## [DATA EXCERPTS]
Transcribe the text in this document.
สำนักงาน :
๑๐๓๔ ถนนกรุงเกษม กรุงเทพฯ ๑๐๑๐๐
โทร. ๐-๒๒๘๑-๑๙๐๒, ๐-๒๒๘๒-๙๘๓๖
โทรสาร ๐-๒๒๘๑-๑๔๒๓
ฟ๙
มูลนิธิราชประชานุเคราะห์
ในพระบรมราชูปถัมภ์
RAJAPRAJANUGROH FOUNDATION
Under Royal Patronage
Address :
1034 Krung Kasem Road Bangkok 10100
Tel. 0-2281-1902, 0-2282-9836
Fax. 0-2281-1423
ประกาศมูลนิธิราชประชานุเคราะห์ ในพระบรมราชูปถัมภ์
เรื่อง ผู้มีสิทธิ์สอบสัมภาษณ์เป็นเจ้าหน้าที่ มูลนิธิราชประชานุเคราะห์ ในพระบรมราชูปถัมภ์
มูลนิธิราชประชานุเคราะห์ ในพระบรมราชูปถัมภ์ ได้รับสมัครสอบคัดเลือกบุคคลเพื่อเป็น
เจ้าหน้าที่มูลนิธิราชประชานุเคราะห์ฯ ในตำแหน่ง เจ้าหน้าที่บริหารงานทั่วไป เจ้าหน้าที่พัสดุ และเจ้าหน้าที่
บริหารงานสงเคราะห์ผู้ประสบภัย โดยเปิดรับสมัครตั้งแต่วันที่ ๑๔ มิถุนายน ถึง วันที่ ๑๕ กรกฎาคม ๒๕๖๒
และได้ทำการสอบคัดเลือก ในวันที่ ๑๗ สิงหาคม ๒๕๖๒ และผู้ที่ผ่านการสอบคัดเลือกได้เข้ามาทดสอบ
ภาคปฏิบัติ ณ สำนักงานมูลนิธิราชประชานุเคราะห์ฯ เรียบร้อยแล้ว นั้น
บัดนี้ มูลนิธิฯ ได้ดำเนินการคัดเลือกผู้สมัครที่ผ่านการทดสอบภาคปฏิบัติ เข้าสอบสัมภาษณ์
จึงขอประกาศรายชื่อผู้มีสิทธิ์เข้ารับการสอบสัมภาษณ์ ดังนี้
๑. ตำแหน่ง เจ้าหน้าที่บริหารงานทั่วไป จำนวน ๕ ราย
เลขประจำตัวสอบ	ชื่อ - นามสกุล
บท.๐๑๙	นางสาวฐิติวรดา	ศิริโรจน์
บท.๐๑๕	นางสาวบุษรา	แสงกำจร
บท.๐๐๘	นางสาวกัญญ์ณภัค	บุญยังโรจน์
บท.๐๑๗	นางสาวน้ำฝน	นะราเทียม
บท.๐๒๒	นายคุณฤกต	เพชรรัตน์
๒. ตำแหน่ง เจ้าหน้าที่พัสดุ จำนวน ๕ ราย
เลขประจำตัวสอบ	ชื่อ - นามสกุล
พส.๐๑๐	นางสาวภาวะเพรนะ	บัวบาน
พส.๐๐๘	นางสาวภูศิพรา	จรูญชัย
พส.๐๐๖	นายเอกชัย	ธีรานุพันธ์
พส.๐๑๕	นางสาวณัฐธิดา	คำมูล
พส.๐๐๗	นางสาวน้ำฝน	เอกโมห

## [WRITTEN INSTRUCTION]
Of all the lines in the data above, state how many include "ในพระบรมราช". Say only the number.

## [THE RESPONSE]
4